*WHAT TO PRODUCE:* Can the data below be set down again exactly, line for line?

Stored records

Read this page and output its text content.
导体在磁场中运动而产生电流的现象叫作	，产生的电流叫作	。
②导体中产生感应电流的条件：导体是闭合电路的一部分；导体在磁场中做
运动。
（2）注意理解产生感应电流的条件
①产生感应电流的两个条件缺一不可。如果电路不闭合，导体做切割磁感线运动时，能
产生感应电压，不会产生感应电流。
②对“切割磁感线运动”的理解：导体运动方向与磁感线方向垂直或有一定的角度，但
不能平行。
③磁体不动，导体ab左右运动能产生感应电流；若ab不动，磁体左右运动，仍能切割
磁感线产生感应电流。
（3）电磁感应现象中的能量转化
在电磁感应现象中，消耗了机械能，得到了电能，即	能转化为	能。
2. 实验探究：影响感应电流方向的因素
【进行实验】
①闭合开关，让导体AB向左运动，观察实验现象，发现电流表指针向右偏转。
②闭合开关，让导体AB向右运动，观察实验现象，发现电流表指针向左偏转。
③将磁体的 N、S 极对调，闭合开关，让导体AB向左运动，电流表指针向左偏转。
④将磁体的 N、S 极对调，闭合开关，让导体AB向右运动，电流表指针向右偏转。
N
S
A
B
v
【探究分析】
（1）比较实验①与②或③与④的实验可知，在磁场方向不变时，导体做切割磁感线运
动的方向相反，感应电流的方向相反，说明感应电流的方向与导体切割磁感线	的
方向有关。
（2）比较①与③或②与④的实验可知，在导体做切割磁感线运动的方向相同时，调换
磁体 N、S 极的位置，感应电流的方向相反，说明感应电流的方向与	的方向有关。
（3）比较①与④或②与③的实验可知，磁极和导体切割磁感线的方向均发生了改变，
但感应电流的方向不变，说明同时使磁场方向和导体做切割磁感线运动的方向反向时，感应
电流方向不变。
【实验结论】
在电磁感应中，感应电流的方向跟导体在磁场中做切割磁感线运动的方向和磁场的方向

*REPLY:*
Read this page and output its text content.
导体在磁场中运动而产生电流的现象叫作	，产生的电流叫作	。
②导体中产生感应电流的条件：导体是闭合电路的一部分；导体在磁场中做
运动。
（2）注意理解产生感应电流的条件
①产生感应电流的两个条件缺一不可。如果电路不闭合，导体做切割磁感线运动时，能
产生感应电压，不会产生感应电流。
②对“切割磁感线运动”的理解：导体运动方向与磁感线方向垂直或有一定的角度，但
不能平行。
③磁体不动，导体ab左右运动能产生感应电流；若ab不动，磁体左右运动，仍能切割
磁感线产生感应电流。
（3）电磁感应现象中的能量转化
在电磁感应现象中，消耗了机械能，得到了电能，即	能转化为	能。
2. 实验探究：影响感应电流方向的因素
【进行实验】
①闭合开关，让导体AB向左运动，观察实验现象，发现电流表指针向右偏转。
②闭合开关，让导体AB向右运动，观察实验现象，发现电流表指针向左偏转。
③将磁体的 N、S 极对调，闭合开关，让导体AB向左运动，电流表指针向左偏转。
④将磁体的 N、S 极对调，闭合开关，让导体AB向右运动，电流表指针向右偏转。
N
S
A
B
v
【探究分析】
（1）比较实验①与②或③与④的实验可知，在磁场方向不变时，导体做切割磁感线运
动的方向相反，感应电流的方向相反，说明感应电流的方向与导体切割磁感线	的
方向有关。
（2）比较①与③或②与④的实验可知，在导体做切割磁感线运动的方向相同时，调换
磁体 N、S 极的位置，感应电流的方向相反，说明感应电流的方向与	的方向有关。
（3）比较①与④或②与③的实验可知，磁极和导体切割磁感线的方向均发生了改变，
但感应电流的方向不变，说明同时使磁场方向和导体做切割磁感线运动的方向反向时，感应
电流方向不变。
【实验结论】
在电磁感应中，感应电流的方向跟导体在磁场中做切割磁感线运动的方向和磁场的方向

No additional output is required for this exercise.